■ Exercise objective ■
Across the entries, how many lines have the string "caption" in them? Reply with only a number.

··· Given data

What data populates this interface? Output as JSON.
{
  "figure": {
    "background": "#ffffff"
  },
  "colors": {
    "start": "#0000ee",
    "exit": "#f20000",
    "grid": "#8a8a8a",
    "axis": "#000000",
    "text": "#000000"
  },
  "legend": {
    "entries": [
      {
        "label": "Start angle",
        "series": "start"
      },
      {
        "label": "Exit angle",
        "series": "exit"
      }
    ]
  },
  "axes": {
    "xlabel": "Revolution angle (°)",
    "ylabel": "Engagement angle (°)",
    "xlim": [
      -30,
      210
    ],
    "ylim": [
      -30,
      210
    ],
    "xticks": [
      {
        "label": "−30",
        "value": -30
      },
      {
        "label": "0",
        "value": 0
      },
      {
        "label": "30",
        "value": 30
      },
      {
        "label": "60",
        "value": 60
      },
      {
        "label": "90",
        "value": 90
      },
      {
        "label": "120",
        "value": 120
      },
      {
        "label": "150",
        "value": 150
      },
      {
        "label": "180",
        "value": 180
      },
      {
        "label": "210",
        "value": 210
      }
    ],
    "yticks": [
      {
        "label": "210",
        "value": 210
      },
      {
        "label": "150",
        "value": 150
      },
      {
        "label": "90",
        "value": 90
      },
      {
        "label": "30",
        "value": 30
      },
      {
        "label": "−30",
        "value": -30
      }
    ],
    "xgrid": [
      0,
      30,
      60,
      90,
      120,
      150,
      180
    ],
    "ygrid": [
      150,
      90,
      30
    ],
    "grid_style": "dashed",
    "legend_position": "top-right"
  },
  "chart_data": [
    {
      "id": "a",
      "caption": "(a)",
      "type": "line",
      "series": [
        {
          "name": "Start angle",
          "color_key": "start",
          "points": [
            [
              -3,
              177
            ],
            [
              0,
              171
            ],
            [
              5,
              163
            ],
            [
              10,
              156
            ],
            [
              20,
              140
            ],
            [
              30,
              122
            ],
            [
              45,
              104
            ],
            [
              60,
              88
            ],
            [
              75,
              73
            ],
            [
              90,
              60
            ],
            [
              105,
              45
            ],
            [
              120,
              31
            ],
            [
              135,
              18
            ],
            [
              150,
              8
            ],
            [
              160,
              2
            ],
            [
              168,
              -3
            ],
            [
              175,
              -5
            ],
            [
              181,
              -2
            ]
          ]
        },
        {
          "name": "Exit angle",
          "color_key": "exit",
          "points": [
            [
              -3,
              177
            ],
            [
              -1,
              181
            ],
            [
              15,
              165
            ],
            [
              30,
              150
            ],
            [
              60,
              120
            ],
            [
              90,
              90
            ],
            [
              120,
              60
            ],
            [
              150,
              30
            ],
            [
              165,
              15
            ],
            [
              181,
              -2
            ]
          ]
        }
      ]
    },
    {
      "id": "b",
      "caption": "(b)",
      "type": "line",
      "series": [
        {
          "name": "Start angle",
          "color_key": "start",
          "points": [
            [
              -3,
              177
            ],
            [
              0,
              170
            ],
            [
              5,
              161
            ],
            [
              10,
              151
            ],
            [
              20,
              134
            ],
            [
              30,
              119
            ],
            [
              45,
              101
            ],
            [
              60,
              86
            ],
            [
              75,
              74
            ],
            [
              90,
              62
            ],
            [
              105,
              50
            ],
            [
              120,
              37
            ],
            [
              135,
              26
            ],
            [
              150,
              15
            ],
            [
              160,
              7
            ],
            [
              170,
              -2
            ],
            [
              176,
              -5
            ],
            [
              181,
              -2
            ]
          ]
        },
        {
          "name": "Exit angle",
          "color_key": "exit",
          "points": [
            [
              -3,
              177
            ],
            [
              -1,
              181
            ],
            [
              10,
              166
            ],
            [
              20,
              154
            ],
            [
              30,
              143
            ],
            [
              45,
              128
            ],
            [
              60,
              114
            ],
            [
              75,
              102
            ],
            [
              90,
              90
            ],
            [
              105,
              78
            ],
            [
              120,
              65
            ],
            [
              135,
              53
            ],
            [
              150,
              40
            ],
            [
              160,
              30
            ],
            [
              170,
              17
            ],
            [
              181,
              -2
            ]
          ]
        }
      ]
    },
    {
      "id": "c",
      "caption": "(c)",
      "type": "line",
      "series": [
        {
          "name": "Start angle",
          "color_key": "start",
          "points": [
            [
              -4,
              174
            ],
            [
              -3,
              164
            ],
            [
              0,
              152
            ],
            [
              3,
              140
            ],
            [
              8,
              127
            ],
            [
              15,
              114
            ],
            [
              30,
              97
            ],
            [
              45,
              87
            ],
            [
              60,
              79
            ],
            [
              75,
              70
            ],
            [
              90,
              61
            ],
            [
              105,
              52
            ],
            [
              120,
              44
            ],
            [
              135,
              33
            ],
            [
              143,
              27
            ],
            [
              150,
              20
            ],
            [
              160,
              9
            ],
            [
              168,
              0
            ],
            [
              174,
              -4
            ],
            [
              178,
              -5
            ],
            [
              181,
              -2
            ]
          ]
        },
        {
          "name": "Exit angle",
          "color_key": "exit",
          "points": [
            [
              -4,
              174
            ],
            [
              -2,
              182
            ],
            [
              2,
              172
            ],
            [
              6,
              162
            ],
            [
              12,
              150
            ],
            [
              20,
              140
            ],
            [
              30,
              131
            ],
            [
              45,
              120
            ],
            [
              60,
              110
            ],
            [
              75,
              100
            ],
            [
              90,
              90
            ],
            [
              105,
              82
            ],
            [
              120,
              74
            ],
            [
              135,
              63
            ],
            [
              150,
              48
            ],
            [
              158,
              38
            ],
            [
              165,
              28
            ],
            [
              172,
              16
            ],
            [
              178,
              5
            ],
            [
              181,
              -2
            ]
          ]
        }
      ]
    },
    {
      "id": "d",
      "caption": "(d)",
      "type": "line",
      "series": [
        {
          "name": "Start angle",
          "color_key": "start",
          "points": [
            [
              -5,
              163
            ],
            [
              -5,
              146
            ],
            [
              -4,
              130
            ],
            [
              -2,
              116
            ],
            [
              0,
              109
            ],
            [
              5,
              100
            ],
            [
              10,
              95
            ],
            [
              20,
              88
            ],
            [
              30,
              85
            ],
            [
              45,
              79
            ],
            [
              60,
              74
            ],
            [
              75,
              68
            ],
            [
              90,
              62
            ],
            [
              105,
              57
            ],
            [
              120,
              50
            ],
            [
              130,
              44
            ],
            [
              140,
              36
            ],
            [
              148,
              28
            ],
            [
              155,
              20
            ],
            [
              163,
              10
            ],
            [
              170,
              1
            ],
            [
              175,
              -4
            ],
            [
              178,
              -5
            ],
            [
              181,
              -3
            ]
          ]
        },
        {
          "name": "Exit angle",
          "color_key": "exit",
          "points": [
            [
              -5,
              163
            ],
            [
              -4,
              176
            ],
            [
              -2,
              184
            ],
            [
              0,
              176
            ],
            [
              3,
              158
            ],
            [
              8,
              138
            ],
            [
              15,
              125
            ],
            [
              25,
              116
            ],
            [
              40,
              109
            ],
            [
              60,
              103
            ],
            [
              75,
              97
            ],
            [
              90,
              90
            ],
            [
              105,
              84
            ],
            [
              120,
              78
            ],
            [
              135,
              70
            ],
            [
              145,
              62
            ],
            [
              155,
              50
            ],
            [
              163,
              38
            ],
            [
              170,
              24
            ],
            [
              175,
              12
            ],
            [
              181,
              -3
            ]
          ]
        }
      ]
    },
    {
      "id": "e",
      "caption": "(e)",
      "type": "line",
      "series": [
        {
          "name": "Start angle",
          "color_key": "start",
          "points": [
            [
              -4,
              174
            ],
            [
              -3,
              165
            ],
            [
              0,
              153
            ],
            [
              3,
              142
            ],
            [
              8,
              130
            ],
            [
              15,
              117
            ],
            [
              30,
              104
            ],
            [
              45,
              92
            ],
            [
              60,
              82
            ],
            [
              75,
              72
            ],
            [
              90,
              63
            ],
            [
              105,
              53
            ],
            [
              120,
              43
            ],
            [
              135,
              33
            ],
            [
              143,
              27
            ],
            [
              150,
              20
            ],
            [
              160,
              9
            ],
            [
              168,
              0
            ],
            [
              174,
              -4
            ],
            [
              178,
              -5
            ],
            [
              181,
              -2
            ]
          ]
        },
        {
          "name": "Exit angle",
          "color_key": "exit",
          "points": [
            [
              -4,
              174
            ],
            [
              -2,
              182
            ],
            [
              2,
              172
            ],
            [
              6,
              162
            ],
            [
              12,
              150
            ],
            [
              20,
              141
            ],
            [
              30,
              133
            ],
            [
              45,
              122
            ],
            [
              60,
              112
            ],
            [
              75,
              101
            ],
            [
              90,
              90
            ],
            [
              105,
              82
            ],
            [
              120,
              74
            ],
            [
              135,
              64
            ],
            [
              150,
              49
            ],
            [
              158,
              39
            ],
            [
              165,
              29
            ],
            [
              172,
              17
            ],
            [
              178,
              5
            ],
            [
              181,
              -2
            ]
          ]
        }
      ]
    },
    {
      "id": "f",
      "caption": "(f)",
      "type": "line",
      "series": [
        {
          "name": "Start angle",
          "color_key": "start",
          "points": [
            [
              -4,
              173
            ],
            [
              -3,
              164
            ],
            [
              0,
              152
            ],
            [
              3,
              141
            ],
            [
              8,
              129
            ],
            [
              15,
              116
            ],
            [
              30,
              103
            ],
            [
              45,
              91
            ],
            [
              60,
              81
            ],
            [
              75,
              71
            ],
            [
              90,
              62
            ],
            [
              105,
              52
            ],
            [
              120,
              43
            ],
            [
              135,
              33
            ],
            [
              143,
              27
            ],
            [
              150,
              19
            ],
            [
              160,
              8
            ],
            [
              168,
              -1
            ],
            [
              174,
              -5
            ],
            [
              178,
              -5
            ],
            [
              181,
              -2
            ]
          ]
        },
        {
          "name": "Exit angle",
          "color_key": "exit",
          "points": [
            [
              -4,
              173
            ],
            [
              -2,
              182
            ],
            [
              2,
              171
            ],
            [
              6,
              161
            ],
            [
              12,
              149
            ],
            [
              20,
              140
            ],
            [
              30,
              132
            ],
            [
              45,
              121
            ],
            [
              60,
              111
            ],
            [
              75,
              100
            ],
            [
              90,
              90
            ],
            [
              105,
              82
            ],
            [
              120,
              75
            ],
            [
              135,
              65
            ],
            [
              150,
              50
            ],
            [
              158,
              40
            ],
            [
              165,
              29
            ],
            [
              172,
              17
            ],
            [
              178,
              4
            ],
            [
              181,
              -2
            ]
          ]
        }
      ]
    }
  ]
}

······

■ Exercise result ■
6